Short exercise:
Write out the whole listing, matching it exactly.

↓

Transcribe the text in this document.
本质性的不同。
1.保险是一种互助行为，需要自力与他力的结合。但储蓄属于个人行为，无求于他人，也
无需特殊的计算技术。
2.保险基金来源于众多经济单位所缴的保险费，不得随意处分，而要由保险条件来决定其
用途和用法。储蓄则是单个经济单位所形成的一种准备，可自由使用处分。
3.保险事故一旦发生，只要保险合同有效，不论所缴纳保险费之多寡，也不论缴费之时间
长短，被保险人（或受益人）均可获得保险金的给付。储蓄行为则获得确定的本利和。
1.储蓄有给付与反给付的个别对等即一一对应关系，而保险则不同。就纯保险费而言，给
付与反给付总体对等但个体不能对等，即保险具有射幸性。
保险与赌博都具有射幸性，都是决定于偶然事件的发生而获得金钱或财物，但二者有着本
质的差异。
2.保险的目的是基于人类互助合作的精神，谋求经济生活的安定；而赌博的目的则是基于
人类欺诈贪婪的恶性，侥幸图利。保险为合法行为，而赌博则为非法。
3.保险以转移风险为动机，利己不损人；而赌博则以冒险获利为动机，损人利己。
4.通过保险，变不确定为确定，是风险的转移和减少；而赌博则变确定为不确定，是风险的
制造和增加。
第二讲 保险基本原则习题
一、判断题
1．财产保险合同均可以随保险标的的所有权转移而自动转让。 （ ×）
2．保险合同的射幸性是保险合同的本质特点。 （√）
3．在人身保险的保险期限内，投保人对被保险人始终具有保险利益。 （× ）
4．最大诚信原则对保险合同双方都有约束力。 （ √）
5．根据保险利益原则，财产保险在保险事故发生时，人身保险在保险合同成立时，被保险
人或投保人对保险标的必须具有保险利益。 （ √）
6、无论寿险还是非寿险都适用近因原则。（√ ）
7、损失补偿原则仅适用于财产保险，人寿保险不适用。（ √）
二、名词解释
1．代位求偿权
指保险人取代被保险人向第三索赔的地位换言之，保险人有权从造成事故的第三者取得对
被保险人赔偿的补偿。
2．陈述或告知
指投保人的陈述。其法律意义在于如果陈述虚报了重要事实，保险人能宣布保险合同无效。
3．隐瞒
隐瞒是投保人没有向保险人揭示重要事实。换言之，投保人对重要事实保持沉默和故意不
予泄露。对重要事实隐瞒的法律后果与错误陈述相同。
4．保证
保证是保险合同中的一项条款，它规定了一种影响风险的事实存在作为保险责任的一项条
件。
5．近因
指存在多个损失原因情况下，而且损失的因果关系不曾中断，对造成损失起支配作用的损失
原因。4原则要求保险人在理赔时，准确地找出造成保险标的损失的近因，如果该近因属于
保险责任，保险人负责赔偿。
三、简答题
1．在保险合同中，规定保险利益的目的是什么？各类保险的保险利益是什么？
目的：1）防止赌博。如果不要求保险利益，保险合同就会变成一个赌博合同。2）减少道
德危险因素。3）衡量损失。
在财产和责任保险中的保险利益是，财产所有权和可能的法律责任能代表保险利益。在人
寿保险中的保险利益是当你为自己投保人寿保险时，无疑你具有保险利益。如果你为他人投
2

↑

Written reply:
Transcribe the text in this document.
本质性的不同。
1.保险是一种互助行为，需要自力与他力的结合。但储蓄属于个人行为，无求于他人，也
无需特殊的计算技术。
2.保险基金来源于众多经济单位所缴的保险费，不得随意处分，而要由保险条件来决定其
用途和用法。储蓄则是单个经济单位所形成的一种准备，可自由使用处分。
3.保险事故一旦发生，只要保险合同有效，不论所缴纳保险费之多寡，也不论缴费之时间
长短，被保险人（或受益人）均可获得保险金的给付。储蓄行为则获得确定的本利和。
1.储蓄有给付与反给付的个别对等即一一对应关系，而保险则不同。就纯保险费而言，给
付与反给付总体对等但个体不能对等，即保险具有射幸性。
保险与赌博都具有射幸性，都是决定于偶然事件的发生而获得金钱或财物，但二者有着本
质的差异。
2.保险的目的是基于人类互助合作的精神，谋求经济生活的安定；而赌博的目的则是基于
人类欺诈贪婪的恶性，侥幸图利。保险为合法行为，而赌博则为非法。
3.保险以转移风险为动机，利己不损人；而赌博则以冒险获利为动机，损人利己。
4.通过保险，变不确定为确定，是风险的转移和减少；而赌博则变确定为不确定，是风险的
制造和增加。
第二讲 保险基本原则习题
一、判断题
1．财产保险合同均可以随保险标的的所有权转移而自动转让。 （ ×）
2．保险合同的射幸性是保险合同的本质特点。 （√）
3．在人身保险的保险期限内，投保人对被保险人始终具有保险利益。 （× ）
4．最大诚信原则对保险合同双方都有约束力。 （ √）
5．根据保险利益原则，财产保险在保险事故发生时，人身保险在保险合同成立时，被保险
人或投保人对保险标的必须具有保险利益。 （ √）
6、无论寿险还是非寿险都适用近因原则。（√ ）
7、损失补偿原则仅适用于财产保险，人寿保险不适用。（ √）
二、名词解释
1．代位求偿权
指保险人取代被保险人向第三索赔的地位换言之，保险人有权从造成事故的第三者取得对
被保险人赔偿的补偿。
2．陈述或告知
指投保人的陈述。其法律意义在于如果陈述虚报了重要事实，保险人能宣布保险合同无效。
3．隐瞒
隐瞒是投保人没有向保险人揭示重要事实。换言之，投保人对重要事实保持沉默和故意不
予泄露。对重要事实隐瞒的法律后果与错误陈述相同。
4．保证
保证是保险合同中的一项条款，它规定了一种影响风险的事实存在作为保险责任的一项条
件。
5．近因
指存在多个损失原因情况下，而且损失的因果关系不曾中断，对造成损失起支配作用的损失
原因。4原则要求保险人在理赔时，准确地找出造成保险标的损失的近因，如果该近因属于
保险责任，保险人负责赔偿。
三、简答题
1．在保险合同中，规定保险利益的目的是什么？各类保险的保险利益是什么？
目的：1）防止赌博。如果不要求保险利益，保险合同就会变成一个赌博合同。2）减少道
德危险因素。3）衡量损失。
在财产和责任保险中的保险利益是，财产所有权和可能的法律责任能代表保险利益。在人
寿保险中的保险利益是当你为自己投保人寿保险时，无疑你具有保险利益。如果你为他人投
2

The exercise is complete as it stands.